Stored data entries

-----

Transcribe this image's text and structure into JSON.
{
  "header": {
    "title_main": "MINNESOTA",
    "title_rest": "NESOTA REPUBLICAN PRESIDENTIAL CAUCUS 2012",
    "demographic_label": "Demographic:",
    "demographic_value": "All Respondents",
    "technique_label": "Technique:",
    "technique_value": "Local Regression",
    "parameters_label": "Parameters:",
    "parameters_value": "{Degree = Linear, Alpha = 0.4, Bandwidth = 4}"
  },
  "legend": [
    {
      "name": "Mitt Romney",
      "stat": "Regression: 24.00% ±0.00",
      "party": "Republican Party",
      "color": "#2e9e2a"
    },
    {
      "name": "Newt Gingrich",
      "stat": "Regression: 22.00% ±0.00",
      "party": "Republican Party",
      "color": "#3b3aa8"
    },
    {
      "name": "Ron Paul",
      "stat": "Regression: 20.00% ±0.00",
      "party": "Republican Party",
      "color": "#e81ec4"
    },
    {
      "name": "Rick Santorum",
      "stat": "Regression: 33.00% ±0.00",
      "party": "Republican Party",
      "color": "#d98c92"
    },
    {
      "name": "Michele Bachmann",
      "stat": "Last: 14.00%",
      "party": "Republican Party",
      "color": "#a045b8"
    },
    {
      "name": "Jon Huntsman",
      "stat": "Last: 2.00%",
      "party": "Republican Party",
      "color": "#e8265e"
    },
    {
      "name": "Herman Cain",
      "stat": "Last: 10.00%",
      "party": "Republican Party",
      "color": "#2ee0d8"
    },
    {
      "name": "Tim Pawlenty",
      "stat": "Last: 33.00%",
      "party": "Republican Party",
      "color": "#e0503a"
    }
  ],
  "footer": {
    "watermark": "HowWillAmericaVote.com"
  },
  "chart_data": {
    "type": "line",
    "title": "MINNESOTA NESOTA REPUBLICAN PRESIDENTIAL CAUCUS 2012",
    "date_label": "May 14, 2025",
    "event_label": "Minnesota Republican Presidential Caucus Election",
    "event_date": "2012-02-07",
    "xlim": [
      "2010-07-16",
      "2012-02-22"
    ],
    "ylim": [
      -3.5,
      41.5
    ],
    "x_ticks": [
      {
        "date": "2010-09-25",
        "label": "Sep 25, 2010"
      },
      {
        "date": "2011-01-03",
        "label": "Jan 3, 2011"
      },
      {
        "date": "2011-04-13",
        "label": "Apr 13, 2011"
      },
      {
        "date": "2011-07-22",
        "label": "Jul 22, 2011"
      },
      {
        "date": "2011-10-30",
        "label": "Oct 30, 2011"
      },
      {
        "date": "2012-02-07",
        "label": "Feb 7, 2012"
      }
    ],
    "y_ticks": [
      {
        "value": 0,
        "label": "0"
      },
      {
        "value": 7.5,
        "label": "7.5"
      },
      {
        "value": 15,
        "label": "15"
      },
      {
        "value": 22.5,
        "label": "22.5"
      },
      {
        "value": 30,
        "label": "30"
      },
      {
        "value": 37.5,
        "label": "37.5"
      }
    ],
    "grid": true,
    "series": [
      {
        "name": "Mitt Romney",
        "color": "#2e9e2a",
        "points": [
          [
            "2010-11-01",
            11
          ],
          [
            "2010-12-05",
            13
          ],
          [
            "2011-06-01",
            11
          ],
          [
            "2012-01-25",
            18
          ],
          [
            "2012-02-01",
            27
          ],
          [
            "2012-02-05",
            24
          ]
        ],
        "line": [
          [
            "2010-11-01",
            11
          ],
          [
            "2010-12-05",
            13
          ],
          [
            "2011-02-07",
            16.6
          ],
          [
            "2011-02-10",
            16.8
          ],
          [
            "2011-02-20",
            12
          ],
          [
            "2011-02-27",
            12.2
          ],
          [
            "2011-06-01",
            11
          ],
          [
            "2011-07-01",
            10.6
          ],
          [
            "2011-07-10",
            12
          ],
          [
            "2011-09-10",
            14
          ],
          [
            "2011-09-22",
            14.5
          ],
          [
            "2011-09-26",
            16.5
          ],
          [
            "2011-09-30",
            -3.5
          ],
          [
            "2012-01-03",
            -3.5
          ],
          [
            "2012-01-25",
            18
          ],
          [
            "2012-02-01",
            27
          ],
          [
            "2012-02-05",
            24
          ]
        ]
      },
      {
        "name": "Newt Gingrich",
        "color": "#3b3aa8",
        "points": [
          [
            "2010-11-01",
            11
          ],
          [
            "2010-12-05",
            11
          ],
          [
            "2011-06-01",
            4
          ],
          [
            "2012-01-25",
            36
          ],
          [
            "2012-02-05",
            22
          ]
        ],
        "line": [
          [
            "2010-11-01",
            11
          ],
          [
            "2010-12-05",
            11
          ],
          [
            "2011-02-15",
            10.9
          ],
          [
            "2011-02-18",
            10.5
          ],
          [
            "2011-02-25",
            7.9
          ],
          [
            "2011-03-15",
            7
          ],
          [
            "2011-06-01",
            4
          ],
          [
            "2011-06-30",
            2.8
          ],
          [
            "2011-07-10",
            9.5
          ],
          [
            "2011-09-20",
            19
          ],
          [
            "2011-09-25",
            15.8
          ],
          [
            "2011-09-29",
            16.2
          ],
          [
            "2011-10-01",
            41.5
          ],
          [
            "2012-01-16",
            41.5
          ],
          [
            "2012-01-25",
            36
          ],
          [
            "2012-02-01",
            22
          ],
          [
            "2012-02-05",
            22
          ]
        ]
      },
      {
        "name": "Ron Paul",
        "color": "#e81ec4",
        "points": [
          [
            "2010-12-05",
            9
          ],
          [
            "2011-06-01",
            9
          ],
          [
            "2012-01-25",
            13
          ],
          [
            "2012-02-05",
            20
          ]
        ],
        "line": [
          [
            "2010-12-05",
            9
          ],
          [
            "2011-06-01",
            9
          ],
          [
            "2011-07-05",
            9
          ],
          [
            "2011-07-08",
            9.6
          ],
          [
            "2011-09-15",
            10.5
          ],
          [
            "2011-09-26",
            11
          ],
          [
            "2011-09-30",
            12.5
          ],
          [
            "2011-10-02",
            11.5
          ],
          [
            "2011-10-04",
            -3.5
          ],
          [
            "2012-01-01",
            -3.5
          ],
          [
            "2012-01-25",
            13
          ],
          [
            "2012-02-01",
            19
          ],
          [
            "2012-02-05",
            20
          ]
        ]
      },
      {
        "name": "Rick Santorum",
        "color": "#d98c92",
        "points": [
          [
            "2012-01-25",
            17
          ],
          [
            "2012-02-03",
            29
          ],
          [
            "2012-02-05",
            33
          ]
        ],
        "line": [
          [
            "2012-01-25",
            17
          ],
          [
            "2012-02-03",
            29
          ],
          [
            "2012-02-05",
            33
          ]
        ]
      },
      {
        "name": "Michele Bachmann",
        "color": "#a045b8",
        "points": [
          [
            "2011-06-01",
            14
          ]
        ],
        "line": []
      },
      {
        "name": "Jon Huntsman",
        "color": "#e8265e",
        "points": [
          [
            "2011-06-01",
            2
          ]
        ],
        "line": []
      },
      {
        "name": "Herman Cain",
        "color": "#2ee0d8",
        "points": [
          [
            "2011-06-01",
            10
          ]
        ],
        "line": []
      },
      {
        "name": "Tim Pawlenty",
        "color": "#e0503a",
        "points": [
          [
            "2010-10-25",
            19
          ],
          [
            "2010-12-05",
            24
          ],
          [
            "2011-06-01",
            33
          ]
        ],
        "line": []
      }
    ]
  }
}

-----

DESCRIPTION OF THE TASK
Select the lines in this material that hold the word "Rick", leaving none out.

RESPONSE
      "name": "Rick Santorum",
        "name": "Rick Santorum",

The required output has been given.